══ Data excerpts ══
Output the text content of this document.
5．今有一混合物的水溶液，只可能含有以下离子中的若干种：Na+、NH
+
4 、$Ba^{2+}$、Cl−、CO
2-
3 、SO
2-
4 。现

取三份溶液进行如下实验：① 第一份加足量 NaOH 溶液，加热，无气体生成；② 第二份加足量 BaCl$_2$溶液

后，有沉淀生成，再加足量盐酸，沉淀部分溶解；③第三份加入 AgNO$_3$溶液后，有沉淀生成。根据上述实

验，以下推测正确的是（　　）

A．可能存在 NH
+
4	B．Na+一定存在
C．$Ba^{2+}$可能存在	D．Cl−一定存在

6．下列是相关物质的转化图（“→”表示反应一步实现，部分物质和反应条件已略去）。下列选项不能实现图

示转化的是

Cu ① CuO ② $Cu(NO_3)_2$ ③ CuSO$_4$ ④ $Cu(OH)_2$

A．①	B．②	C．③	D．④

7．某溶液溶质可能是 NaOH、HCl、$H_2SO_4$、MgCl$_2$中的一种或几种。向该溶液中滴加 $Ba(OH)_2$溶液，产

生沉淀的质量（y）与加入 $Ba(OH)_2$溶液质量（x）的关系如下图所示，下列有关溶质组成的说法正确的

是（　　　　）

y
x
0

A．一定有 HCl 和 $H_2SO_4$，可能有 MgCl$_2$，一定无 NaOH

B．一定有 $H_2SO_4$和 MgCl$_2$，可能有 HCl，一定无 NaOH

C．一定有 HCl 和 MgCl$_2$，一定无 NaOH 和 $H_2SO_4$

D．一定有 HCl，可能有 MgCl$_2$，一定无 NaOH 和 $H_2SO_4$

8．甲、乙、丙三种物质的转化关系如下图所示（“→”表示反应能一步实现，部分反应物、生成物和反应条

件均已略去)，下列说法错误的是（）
═══
Exercise: Find the word "NaOH" in the entries above and gather every line that holds it.

Written solution:
取三份溶液进行如下实验：① 第一份加足量 NaOH 溶液，加热，无气体生成；② 第二份加足量 BaCl$_2$溶液
7．某溶液溶质可能是 NaOH、HCl、$H_2SO_4$、MgCl$_2$中的一种或几种。向该溶液中滴加 $Ba(OH)_2$溶液，产
A．一定有 HCl 和 $H_2SO_4$，可能有 MgCl$_2$，一定无 NaOH
B．一定有 $H_2SO_4$和 MgCl$_2$，可能有 HCl，一定无 NaOH
C．一定有 HCl 和 MgCl$_2$，一定无 NaOH 和 $H_2SO_4$
D．一定有 HCl，可能有 MgCl$_2$，一定无 NaOH 和 $H_2SO_4$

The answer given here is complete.